Exercise requirements: Gather all lines in the data that hold the string "體重KG".

● ● ● ● ●

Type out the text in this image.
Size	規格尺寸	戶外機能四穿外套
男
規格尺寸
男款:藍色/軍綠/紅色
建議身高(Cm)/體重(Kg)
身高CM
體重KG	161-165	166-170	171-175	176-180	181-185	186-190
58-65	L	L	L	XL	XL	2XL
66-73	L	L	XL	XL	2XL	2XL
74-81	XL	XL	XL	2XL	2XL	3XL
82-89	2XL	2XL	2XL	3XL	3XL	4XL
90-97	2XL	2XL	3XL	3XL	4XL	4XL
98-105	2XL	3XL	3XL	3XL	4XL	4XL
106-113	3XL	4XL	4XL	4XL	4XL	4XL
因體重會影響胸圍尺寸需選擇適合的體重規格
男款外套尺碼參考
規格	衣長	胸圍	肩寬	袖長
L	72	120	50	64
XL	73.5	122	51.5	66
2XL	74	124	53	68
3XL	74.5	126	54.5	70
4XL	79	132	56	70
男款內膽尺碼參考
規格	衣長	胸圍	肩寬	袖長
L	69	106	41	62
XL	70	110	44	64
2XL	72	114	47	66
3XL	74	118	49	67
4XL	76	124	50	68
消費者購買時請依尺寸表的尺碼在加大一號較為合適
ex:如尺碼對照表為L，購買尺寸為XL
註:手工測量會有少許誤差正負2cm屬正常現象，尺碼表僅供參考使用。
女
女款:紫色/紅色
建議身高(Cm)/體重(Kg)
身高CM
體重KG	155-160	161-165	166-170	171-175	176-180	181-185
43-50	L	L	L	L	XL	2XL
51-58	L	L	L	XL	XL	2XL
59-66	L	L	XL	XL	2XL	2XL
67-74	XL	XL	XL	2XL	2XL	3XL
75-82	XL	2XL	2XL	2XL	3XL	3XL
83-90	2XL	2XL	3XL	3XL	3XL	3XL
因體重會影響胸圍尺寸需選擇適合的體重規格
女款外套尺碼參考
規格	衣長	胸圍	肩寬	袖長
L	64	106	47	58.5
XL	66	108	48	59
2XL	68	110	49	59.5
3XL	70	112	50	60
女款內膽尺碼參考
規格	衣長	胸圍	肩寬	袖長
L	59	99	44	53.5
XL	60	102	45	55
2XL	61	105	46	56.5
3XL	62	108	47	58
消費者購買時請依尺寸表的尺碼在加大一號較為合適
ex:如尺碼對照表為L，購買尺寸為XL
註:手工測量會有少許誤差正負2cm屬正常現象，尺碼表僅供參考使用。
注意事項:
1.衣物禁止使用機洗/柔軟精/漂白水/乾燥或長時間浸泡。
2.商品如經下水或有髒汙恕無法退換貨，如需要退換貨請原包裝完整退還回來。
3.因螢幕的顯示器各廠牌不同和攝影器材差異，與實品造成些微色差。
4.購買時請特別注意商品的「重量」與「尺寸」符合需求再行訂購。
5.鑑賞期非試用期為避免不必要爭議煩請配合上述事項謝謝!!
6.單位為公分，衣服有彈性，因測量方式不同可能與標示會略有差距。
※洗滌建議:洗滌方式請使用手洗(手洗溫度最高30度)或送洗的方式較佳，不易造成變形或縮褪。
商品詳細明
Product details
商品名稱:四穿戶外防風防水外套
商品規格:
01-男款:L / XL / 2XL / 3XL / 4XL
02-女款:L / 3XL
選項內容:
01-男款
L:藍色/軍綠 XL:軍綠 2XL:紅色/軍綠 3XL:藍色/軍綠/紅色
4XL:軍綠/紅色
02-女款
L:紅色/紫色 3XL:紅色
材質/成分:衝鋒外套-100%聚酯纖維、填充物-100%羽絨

● ● ● ● ●

Problem solution:
體重KG	161-165	166-170	171-175	176-180	181-185	186-190
體重KG	155-160	161-165	166-170	171-175	176-180	181-185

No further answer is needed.